Extract all of the data and reproduce it precisely.

-- START OF Records provided --

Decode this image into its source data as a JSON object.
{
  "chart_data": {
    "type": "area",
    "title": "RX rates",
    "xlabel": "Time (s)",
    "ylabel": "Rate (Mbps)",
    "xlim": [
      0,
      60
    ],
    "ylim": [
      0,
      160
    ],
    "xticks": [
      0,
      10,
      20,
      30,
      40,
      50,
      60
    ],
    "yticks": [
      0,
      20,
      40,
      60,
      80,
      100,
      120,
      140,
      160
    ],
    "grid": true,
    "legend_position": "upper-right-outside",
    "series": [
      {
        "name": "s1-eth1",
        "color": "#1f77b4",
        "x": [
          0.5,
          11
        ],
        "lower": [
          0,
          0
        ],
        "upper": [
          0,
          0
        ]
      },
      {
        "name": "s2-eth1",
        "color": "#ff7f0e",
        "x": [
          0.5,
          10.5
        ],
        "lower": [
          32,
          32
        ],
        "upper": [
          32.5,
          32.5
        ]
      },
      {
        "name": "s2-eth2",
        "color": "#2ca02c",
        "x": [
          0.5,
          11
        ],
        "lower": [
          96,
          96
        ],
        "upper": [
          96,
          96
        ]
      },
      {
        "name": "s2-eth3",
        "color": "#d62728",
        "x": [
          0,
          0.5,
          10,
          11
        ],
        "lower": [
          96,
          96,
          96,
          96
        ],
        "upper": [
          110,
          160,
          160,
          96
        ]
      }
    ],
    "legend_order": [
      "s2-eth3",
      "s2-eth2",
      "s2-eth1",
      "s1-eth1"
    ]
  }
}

-- END OF Records provided --

## Task result
Decode this image into its source data as a JSON object.
{
  "chart_data": {
    "type": "area",
    "title": "RX rates",
    "xlabel": "Time (s)",
    "ylabel": "Rate (Mbps)",
    "xlim": [
      0,
      60
    ],
    "ylim": [
      0,
      160
    ],
    "xticks": [
      0,
      10,
      20,
      30,
      40,
      50,
      60
    ],
    "yticks": [
      0,
      20,
      40,
      60,
      80,
      100,
      120,
      140,
      160
    ],
    "grid": true,
    "legend_position": "upper-right-outside",
    "series": [
      {
        "name": "s1-eth1",
        "color": "#1f77b4",
        "x": [
          0.5,
          11
        ],
        "lower": [
          0,
          0
        ],
        "upper": [
          0,
          0
        ]
      },
      {
        "name": "s2-eth1",
        "color": "#ff7f0e",
        "x": [
          0.5,
          10.5
        ],
        "lower": [
          32,
          32
        ],
        "upper": [
          32.5,
          32.5
        ]
      },
      {
        "name": "s2-eth2",
        "color": "#2ca02c",
        "x": [
          0.5,
          11
        ],
        "lower": [
          96,
          96
        ],
        "upper": [
          96,
          96
        ]
      },
      {
        "name": "s2-eth3",
        "color": "#d62728",
        "x": [
          0,
          0.5,
          10,
          11
        ],
        "lower": [
          96,
          96,
          96,
          96
        ],
        "upper": [
          110,
          160,
          160,
          96
        ]
      }
    ],
    "legend_order": [
      "s2-eth3",
      "s2-eth2",
      "s2-eth1",
      "s1-eth1"
    ]
  }
}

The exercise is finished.